** START Extract to read **
The Zoram People's Movement (abbreviated ZPM) is an alliance of seven party to form non Indian National Congress non Mizo National Front government formed by Mizoram People's Conference . It is an alliance movement, the members are Mizoram People's Conference Zoram Nationalist Party, Zoram Exodus Movement, Zoram Decentralisation Front, Zoram Reformation Front and Mizoram People's Party. Later all these parties merged into a single entity. In 2018 Mizoram Legislative Assembly election, it has emerged as movement group and support some independent candidate with same symbol, flag and policy and won 8 seats. Zoram People's Movement was reformed as a political party from movement group.

 

The largest and founder party  Mizoram People's Conference left the alliance in 2019 due to ZPM became a political party.

In 2020 some member of ZNP left the alliance due to election of their party issue relating to forming new party leader/OB and reform Zoram Nationalist Party(ZNP).
** END Extract to read **
** START Recorded data **
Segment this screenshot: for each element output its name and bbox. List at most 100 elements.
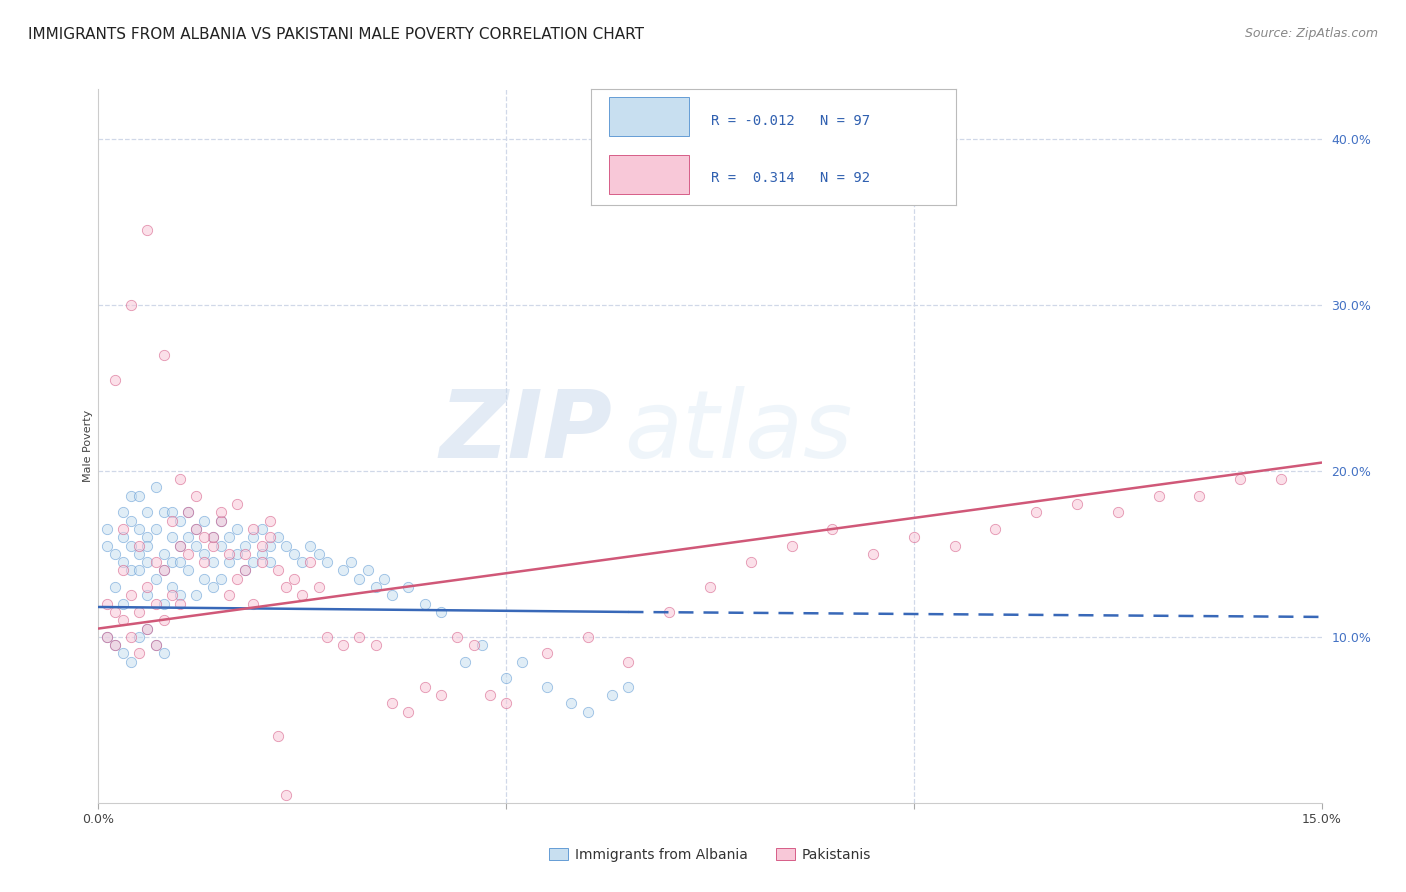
** END Recorded data **
=== Required actions ===
1. In the text on the Zoram People's Movement, how many seats did the movement win in the 2018 Mizoram Legislative Assembly election?
2. From the text on the Zoram People's Movement, pull out the passage from "In 2020 some" up to and including "Zoram Nationalist Party(ZNP).".

=== Solution list ===
1. 8 seats

2.
In 2020 some member of ZNP left the alliance due to election of their party issue relating to forming new party leader/OB and reform Zoram Nationalist Party(ZNP).